In the listing, change "divider" to "rule" everywhere from the first line down to the line containing "train-illustration <box>200 287 420 309</box>", and give those lines back with nothing else altered.

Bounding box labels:

__________

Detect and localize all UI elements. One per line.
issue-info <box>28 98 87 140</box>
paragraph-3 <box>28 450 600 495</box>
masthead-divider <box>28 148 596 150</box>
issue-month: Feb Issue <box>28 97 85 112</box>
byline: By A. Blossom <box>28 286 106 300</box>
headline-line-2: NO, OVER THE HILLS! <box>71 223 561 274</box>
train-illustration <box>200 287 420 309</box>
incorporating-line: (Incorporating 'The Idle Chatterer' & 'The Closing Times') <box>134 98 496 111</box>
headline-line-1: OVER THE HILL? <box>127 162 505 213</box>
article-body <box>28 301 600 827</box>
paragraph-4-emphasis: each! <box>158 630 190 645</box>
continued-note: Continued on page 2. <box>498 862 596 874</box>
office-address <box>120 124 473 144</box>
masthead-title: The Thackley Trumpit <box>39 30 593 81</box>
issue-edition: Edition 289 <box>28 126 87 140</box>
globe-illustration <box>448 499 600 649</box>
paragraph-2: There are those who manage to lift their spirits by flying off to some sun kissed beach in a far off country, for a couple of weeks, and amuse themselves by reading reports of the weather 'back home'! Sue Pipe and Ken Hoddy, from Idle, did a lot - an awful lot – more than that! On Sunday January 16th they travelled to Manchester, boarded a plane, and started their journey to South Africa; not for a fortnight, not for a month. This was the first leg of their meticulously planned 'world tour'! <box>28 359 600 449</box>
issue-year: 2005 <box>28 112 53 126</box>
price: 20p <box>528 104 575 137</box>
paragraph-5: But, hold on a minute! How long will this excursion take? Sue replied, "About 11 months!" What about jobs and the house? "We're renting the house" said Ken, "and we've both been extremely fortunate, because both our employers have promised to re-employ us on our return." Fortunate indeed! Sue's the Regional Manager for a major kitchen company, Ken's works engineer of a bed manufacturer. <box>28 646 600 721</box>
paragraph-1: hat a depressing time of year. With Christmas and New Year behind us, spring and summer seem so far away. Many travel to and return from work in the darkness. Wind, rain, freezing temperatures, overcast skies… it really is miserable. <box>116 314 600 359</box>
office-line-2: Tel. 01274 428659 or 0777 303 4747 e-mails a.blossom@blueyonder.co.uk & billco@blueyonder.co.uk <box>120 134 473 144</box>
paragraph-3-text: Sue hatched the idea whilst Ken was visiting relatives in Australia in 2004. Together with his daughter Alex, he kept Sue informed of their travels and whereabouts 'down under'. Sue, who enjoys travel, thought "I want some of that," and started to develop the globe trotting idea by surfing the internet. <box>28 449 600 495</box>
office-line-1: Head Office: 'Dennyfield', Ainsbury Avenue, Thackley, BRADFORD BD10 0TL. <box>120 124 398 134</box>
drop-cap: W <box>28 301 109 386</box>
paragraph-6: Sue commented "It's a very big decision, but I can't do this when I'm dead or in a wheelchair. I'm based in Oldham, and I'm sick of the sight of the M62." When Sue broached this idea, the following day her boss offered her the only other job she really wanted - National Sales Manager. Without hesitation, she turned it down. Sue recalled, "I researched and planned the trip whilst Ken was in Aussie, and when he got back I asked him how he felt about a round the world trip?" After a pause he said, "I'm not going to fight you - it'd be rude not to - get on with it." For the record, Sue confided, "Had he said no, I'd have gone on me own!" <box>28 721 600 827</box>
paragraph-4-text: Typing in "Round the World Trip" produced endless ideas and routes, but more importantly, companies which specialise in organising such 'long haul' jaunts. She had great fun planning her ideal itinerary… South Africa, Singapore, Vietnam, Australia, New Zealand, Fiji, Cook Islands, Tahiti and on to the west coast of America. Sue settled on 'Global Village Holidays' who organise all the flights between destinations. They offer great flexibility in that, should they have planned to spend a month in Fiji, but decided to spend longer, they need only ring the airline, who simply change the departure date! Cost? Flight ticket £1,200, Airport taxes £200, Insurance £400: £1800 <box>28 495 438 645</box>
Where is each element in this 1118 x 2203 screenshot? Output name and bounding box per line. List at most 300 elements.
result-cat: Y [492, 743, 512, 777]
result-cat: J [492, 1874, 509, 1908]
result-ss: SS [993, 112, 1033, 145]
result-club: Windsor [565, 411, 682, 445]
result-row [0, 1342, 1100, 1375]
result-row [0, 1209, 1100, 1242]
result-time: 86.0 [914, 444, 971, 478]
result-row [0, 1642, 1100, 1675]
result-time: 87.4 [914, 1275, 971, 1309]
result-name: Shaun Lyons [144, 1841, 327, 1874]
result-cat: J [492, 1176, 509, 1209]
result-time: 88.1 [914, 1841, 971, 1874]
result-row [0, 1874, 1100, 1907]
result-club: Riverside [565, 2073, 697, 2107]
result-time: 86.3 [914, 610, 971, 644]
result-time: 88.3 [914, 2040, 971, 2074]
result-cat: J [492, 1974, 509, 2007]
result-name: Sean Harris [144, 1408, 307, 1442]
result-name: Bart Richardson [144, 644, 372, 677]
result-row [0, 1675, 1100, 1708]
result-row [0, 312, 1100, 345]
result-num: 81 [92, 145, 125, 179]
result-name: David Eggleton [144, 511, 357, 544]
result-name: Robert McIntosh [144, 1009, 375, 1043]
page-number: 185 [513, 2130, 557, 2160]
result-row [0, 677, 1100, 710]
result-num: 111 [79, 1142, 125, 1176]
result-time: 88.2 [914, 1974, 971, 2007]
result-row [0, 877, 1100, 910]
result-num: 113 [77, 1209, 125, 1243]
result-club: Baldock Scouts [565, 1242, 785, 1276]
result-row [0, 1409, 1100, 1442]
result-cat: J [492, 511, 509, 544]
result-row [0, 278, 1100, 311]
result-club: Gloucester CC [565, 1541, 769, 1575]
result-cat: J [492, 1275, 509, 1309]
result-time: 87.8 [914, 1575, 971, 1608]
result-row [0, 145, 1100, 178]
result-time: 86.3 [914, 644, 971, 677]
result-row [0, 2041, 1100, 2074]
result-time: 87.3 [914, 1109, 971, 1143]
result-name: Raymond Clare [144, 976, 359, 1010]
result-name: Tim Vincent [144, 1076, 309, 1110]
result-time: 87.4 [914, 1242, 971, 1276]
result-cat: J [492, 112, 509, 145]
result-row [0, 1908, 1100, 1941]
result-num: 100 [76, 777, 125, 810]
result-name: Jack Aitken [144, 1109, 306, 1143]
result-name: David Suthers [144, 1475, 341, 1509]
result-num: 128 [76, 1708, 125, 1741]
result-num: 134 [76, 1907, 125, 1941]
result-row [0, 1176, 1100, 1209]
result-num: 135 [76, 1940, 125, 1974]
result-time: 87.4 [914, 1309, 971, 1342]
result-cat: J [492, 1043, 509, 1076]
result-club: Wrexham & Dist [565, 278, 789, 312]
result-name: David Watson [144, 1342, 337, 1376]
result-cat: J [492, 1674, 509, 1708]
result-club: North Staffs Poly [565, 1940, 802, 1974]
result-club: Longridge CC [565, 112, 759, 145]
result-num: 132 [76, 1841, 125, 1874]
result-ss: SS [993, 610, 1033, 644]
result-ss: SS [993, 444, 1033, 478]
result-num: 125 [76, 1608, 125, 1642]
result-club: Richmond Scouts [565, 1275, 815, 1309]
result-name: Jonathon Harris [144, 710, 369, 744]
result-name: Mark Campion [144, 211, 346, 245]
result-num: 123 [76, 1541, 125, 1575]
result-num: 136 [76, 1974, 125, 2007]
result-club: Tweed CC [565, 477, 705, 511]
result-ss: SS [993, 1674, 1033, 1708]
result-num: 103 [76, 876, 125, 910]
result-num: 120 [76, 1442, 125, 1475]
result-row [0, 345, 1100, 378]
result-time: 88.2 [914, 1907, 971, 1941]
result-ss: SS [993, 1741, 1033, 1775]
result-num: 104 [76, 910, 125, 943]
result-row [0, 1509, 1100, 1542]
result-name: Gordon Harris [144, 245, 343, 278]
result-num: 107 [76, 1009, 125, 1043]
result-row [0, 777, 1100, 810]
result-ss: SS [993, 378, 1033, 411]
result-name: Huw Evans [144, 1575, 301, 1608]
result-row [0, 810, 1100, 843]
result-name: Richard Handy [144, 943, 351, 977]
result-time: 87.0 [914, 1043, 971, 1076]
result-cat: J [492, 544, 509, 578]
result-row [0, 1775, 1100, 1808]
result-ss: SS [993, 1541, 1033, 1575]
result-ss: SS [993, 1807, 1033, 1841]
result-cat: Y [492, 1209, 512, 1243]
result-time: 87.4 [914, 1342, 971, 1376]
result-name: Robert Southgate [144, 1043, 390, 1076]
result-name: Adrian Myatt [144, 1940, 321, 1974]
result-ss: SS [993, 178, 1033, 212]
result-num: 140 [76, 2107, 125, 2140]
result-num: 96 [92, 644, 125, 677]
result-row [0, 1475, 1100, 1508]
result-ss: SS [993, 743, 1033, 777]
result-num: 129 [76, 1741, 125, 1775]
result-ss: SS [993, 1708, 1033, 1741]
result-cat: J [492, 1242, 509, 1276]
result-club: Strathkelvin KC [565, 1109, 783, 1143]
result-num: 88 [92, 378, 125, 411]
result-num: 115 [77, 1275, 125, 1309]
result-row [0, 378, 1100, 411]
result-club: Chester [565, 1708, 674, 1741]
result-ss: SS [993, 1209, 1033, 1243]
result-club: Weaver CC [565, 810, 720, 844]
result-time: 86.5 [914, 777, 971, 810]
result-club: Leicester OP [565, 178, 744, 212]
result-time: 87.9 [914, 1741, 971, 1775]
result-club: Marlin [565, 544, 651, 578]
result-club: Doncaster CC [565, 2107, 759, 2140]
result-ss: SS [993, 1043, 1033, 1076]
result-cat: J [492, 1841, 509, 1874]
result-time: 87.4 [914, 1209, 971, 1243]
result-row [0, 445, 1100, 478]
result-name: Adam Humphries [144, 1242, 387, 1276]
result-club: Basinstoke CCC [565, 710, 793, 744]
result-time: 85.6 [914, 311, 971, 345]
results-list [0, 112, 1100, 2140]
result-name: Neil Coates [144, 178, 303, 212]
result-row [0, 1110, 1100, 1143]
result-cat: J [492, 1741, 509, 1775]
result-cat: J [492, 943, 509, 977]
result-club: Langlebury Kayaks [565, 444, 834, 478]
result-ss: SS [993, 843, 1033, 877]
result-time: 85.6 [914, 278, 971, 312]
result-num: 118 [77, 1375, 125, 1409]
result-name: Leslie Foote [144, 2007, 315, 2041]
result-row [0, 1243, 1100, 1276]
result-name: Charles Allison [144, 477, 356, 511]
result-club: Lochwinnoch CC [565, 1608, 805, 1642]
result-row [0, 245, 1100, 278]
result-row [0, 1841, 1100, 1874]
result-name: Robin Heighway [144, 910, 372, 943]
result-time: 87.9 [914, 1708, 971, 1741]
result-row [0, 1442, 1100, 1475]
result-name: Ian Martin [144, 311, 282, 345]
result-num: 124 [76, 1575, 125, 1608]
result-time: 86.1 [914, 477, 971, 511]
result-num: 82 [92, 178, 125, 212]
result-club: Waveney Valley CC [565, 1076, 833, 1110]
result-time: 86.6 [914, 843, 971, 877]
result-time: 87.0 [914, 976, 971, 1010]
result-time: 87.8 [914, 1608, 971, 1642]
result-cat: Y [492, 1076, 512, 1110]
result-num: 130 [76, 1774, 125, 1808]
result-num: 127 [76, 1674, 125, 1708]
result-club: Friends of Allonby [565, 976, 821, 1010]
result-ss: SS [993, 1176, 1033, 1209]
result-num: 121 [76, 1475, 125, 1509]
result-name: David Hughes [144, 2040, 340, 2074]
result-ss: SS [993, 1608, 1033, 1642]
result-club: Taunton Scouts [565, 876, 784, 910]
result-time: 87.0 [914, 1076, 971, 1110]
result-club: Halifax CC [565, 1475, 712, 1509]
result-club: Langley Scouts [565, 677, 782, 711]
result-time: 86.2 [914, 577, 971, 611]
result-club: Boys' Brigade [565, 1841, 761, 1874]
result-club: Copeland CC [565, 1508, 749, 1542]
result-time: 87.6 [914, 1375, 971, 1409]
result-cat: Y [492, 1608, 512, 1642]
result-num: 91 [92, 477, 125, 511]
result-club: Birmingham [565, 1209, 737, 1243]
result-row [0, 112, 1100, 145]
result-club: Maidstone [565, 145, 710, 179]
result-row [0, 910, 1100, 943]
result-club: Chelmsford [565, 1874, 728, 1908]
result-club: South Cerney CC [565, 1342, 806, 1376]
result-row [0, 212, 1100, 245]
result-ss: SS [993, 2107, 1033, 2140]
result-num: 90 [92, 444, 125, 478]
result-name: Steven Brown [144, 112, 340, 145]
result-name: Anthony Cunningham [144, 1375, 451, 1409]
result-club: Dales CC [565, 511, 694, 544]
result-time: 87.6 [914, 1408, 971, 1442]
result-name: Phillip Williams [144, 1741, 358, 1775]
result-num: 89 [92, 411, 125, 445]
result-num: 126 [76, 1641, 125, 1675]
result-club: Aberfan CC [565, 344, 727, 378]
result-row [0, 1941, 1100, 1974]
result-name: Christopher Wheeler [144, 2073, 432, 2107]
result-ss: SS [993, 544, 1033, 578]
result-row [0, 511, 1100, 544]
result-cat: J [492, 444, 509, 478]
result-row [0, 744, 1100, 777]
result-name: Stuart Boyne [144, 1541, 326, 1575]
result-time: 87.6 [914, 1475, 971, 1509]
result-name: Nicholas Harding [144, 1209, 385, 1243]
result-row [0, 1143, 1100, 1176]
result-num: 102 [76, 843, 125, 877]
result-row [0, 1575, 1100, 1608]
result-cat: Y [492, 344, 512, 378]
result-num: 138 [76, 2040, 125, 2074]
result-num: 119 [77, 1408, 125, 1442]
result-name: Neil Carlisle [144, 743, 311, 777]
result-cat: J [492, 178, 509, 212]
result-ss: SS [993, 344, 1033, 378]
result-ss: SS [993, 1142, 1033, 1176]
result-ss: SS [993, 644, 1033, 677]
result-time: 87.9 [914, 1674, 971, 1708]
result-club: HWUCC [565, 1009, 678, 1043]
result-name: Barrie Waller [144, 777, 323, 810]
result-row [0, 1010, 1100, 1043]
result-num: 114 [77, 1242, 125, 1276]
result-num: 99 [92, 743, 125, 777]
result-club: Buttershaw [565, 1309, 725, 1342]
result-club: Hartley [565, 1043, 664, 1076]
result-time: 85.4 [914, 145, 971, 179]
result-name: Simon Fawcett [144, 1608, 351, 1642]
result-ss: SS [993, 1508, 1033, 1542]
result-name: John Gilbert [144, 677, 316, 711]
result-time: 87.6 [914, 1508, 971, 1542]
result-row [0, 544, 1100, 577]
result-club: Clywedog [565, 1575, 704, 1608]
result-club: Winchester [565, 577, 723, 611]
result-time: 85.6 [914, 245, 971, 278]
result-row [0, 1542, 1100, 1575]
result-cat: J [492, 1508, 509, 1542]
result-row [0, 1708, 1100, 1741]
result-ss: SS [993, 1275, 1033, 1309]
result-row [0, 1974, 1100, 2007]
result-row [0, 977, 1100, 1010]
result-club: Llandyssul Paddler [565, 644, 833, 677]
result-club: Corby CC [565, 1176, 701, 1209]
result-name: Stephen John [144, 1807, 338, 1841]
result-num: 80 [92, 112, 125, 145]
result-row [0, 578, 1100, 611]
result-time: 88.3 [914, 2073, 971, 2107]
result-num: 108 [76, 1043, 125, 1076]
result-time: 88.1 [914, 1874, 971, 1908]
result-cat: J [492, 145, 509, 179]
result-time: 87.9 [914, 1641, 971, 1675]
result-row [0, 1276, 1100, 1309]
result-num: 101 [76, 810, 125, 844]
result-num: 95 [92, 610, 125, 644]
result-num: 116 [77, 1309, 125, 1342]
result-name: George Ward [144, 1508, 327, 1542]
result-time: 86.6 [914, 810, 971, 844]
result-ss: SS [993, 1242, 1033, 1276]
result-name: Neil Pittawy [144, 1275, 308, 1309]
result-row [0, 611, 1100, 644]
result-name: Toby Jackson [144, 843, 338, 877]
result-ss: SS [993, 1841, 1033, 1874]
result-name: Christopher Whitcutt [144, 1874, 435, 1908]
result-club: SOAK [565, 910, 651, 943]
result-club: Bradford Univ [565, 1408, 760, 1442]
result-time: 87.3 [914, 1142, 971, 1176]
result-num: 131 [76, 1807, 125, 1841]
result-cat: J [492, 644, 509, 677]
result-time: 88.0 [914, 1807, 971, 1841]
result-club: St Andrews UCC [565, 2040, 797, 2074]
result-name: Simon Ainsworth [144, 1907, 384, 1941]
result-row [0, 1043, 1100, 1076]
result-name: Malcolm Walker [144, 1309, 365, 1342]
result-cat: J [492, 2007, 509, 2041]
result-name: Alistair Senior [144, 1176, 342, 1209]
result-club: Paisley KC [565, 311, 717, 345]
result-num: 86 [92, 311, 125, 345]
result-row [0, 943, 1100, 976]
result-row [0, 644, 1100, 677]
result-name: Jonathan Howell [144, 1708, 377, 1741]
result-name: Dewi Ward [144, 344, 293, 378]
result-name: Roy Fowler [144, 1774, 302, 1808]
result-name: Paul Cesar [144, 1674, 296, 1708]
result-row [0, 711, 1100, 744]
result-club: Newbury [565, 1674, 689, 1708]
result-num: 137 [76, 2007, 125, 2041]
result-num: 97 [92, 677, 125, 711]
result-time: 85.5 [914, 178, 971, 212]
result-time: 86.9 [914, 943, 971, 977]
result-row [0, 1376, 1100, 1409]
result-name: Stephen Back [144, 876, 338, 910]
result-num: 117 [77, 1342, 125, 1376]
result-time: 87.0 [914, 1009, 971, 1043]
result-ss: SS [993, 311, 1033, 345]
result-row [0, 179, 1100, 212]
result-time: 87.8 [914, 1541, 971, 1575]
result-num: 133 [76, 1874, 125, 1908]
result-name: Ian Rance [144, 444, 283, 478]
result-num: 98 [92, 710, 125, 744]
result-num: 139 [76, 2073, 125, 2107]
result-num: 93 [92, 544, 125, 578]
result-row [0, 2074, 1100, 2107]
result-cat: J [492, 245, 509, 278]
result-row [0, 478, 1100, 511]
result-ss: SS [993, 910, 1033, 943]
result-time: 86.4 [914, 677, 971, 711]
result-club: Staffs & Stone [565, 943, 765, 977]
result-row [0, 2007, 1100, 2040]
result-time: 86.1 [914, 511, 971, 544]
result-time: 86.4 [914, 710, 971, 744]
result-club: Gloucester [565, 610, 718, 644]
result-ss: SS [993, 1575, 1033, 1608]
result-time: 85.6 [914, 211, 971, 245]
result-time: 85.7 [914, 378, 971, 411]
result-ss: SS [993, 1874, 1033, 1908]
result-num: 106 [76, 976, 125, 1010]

__________

* _Answer to the problem_
Detect and localize all UI elements. One per line.
issue-info <box>28 98 87 140</box>
paragraph-3 <box>28 450 600 495</box>
masthead-rule <box>28 148 596 150</box>
issue-month: Feb Issue <box>28 97 85 112</box>
byline: By A. Blossom <box>28 286 106 300</box>
headline-line-2: NO, OVER THE HILLS! <box>71 223 561 274</box>
train-illustration <box>200 287 420 309</box>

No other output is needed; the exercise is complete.